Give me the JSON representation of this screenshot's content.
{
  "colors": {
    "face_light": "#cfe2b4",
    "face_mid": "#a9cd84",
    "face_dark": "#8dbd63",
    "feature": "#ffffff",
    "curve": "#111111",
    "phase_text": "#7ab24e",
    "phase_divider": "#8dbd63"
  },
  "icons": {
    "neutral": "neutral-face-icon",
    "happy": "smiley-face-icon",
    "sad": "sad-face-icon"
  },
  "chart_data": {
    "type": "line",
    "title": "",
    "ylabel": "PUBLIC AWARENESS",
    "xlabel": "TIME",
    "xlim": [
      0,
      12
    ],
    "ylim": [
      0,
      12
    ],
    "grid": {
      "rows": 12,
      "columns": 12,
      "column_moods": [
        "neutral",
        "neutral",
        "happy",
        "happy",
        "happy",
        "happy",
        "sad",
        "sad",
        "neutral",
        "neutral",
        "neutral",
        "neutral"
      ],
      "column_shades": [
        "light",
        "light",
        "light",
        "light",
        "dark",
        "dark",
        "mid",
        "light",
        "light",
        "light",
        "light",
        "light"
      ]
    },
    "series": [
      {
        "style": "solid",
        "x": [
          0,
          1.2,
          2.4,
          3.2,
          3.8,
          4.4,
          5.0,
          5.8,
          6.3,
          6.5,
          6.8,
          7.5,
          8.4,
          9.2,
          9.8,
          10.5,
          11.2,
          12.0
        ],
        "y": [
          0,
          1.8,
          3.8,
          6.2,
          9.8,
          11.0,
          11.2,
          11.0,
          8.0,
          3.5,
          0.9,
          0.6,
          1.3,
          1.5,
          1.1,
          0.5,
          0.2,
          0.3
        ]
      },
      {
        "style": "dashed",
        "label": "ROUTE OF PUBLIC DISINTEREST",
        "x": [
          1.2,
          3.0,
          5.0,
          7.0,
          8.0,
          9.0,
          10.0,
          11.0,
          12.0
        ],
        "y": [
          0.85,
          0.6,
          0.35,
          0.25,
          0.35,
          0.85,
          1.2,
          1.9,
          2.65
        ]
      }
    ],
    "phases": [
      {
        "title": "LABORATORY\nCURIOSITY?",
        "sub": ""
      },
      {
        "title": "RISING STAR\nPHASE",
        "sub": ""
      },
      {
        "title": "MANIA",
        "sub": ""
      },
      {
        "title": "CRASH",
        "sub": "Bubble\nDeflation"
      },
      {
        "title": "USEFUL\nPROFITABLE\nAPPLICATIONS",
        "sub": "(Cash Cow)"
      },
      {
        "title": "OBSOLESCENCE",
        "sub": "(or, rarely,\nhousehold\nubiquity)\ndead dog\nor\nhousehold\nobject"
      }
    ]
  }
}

• _INSTRUCTIONS TO FOLLOW_: Above are several records. Count the lines among them that contain "PUBLIC" and give only the total.

• _SOLUTION BELOW_: 2